THE TASK |
Transcribe the records that follow, preserving every word.
==== RECORD SET ====
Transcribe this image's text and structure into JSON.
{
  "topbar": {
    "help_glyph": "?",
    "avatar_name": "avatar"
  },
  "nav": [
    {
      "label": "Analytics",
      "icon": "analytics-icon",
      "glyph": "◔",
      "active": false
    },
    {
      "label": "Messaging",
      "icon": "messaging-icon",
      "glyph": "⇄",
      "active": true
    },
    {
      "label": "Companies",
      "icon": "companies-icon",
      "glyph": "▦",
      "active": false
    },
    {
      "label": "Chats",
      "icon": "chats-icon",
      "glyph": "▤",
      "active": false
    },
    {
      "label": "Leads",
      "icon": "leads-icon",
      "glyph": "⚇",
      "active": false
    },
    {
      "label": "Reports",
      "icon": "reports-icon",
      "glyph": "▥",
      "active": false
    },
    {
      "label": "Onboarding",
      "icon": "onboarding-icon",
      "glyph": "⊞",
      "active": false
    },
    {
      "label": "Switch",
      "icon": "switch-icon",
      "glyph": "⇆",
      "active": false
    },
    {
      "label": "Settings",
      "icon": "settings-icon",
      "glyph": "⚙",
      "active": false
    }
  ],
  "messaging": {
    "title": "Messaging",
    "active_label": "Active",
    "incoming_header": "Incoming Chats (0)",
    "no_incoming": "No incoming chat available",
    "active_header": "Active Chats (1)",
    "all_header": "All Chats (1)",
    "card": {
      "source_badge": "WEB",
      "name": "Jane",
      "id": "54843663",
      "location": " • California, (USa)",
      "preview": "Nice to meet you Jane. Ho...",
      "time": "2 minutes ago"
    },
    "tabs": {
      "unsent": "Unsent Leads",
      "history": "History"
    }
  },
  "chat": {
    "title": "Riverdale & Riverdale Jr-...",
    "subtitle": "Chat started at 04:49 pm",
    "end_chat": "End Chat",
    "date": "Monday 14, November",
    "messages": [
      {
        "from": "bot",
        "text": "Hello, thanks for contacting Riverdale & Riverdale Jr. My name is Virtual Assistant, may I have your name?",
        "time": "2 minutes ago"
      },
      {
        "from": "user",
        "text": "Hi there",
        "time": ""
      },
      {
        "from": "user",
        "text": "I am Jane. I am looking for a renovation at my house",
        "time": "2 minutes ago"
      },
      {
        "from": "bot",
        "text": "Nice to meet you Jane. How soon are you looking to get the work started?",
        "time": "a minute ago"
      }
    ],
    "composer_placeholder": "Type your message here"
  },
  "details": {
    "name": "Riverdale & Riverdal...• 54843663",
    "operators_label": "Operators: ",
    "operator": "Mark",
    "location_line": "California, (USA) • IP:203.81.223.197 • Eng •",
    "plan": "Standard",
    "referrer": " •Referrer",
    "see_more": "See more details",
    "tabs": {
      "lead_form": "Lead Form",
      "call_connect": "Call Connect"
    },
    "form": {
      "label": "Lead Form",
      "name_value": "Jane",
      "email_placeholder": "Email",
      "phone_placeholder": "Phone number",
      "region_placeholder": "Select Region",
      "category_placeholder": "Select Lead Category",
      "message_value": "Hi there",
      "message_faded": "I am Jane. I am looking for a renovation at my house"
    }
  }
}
====
REPLY TO THE TASK |
Transcribe this image's text and structure into JSON.
{
  "topbar": {
    "help_glyph": "?",
    "avatar_name": "avatar"
  },
  "nav": [
    {
      "label": "Analytics",
      "icon": "analytics-icon",
      "glyph": "◔",
      "active": false
    },
    {
      "label": "Messaging",
      "icon": "messaging-icon",
      "glyph": "⇄",
      "active": true
    },
    {
      "label": "Companies",
      "icon": "companies-icon",
      "glyph": "▦",
      "active": false
    },
    {
      "label": "Chats",
      "icon": "chats-icon",
      "glyph": "▤",
      "active": false
    },
    {
      "label": "Leads",
      "icon": "leads-icon",
      "glyph": "⚇",
      "active": false
    },
    {
      "label": "Reports",
      "icon": "reports-icon",
      "glyph": "▥",
      "active": false
    },
    {
      "label": "Onboarding",
      "icon": "onboarding-icon",
      "glyph": "⊞",
      "active": false
    },
    {
      "label": "Switch",
      "icon": "switch-icon",
      "glyph": "⇆",
      "active": false
    },
    {
      "label": "Settings",
      "icon": "settings-icon",
      "glyph": "⚙",
      "active": false
    }
  ],
  "messaging": {
    "title": "Messaging",
    "active_label": "Active",
    "incoming_header": "Incoming Chats (0)",
    "no_incoming": "No incoming chat available",
    "active_header": "Active Chats (1)",
    "all_header": "All Chats (1)",
    "card": {
      "source_badge": "WEB",
      "name": "Jane",
      "id": "54843663",
      "location": " • California, (USa)",
      "preview": "Nice to meet you Jane. Ho...",
      "time": "2 minutes ago"
    },
    "tabs": {
      "unsent": "Unsent Leads",
      "history": "History"
    }
  },
  "chat": {
    "title": "Riverdale & Riverdale Jr-...",
    "subtitle": "Chat started at 04:49 pm",
    "end_chat": "End Chat",
    "date": "Monday 14, November",
    "messages": [
      {
        "from": "bot",
        "text": "Hello, thanks for contacting Riverdale & Riverdale Jr. My name is Virtual Assistant, may I have your name?",
        "time": "2 minutes ago"
      },
      {
        "from": "user",
        "text": "Hi there",
        "time": ""
      },
      {
        "from": "user",
        "text": "I am Jane. I am looking for a renovation at my house",
        "time": "2 minutes ago"
      },
      {
        "from": "bot",
        "text": "Nice to meet you Jane. How soon are you looking to get the work started?",
        "time": "a minute ago"
      }
    ],
    "composer_placeholder": "Type your message here"
  },
  "details": {
    "name": "Riverdale & Riverdal...• 54843663",
    "operators_label": "Operators: ",
    "operator": "Mark",
    "location_line": "California, (USA) • IP:203.81.223.197 • Eng •",
    "plan": "Standard",
    "referrer": " •Referrer",
    "see_more": "See more details",
    "tabs": {
      "lead_form": "Lead Form",
      "call_connect": "Call Connect"
    },
    "form": {
      "label": "Lead Form",
      "name_value": "Jane",
      "email_placeholder": "Email",
      "phone_placeholder": "Phone number",
      "region_placeholder": "Select Region",
      "category_placeholder": "Select Lead Category",
      "message_value": "Hi there",
      "message_faded": "I am Jane. I am looking for a renovation at my house"
    }
  }
}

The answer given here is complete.